> Task brief
Exactly as they appear, output all of the records. Skip any images.

> Input rows
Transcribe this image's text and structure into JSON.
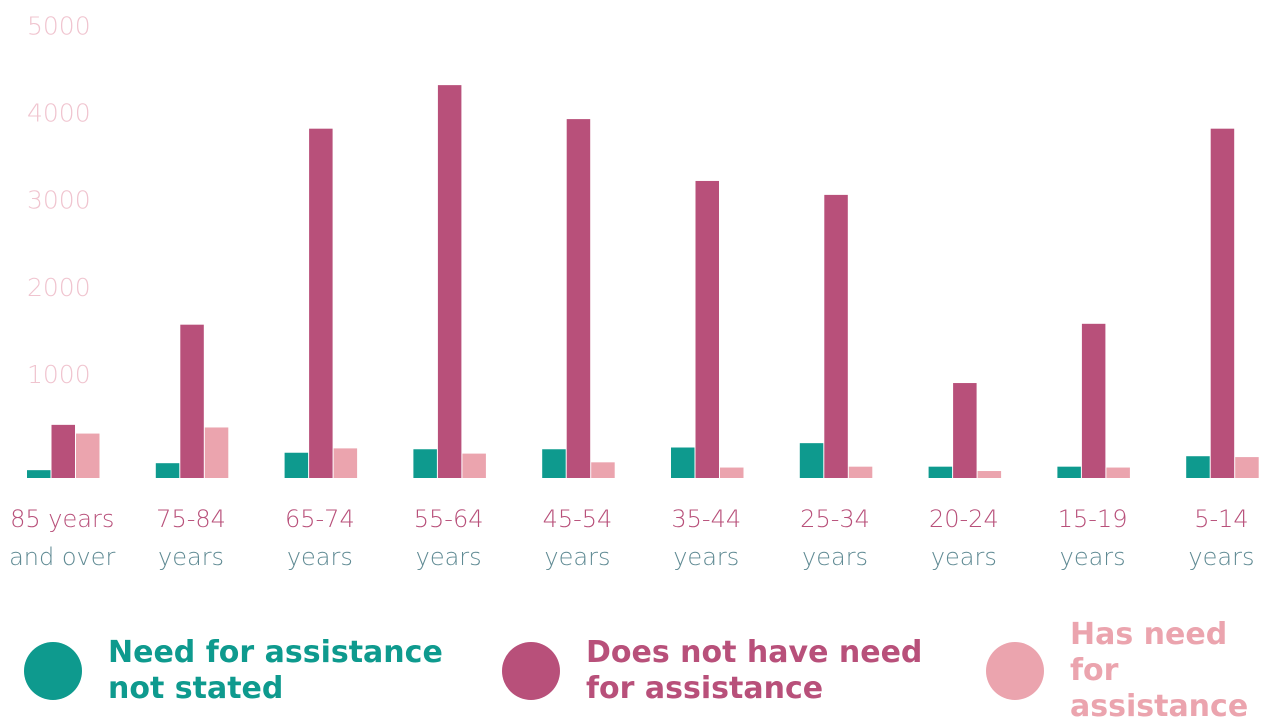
{
  "chart_data": {
    "type": "bar",
    "categories": [
      [
        "85 years",
        "and over"
      ],
      [
        "75-84",
        "years"
      ],
      [
        "65-74",
        "years"
      ],
      [
        "55-64",
        "years"
      ],
      [
        "45-54",
        "years"
      ],
      [
        "35-44",
        "years"
      ],
      [
        "25-34",
        "years"
      ],
      [
        "20-24",
        "years"
      ],
      [
        "15-19",
        "years"
      ],
      [
        "5-14",
        "years"
      ]
    ],
    "series": [
      {
        "name": "Need for assistance not stated",
        "color": "#0e9a8e",
        "values": [
          90,
          170,
          290,
          330,
          330,
          350,
          400,
          130,
          130,
          250
        ]
      },
      {
        "name": "Does not have need for assistance",
        "color": "#b8507a",
        "values": [
          610,
          1760,
          4010,
          4510,
          4120,
          3410,
          3250,
          1090,
          1770,
          4010
        ]
      },
      {
        "name": "Has need for assistance",
        "color": "#eba4ae",
        "values": [
          510,
          580,
          340,
          280,
          180,
          120,
          130,
          80,
          120,
          240
        ]
      }
    ],
    "ylim": [
      0,
      5000
    ],
    "yticks": [
      1000,
      2000,
      3000,
      4000,
      5000
    ],
    "grid": true,
    "legend_position": "bottom"
  },
  "legend": {
    "items": [
      {
        "label": "Need for assistance\nnot stated",
        "color": "#0e9a8e"
      },
      {
        "label": "Does not have need\nfor assistance",
        "color": "#b8507a"
      },
      {
        "label": "Has need for\nassistance",
        "color": "#eba4ae"
      }
    ]
  }
}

> Complete answer
Transcribe this image's text and structure into JSON.
{
  "chart_data": {
    "type": "bar",
    "categories": [
      [
        "85 years",
        "and over"
      ],
      [
        "75-84",
        "years"
      ],
      [
        "65-74",
        "years"
      ],
      [
        "55-64",
        "years"
      ],
      [
        "45-54",
        "years"
      ],
      [
        "35-44",
        "years"
      ],
      [
        "25-34",
        "years"
      ],
      [
        "20-24",
        "years"
      ],
      [
        "15-19",
        "years"
      ],
      [
        "5-14",
        "years"
      ]
    ],
    "series": [
      {
        "name": "Need for assistance not stated",
        "color": "#0e9a8e",
        "values": [
          90,
          170,
          290,
          330,
          330,
          350,
          400,
          130,
          130,
          250
        ]
      },
      {
        "name": "Does not have need for assistance",
        "color": "#b8507a",
        "values": [
          610,
          1760,
          4010,
          4510,
          4120,
          3410,
          3250,
          1090,
          1770,
          4010
        ]
      },
      {
        "name": "Has need for assistance",
        "color": "#eba4ae",
        "values": [
          510,
          580,
          340,
          280,
          180,
          120,
          130,
          80,
          120,
          240
        ]
      }
    ],
    "ylim": [
      0,
      5000
    ],
    "yticks": [
      1000,
      2000,
      3000,
      4000,
      5000
    ],
    "grid": true,
    "legend_position": "bottom"
  },
  "legend": {
    "items": [
      {
        "label": "Need for assistance\nnot stated",
        "color": "#0e9a8e"
      },
      {
        "label": "Does not have need\nfor assistance",
        "color": "#b8507a"
      },
      {
        "label": "Has need for\nassistance",
        "color": "#eba4ae"
      }
    ]
  }
}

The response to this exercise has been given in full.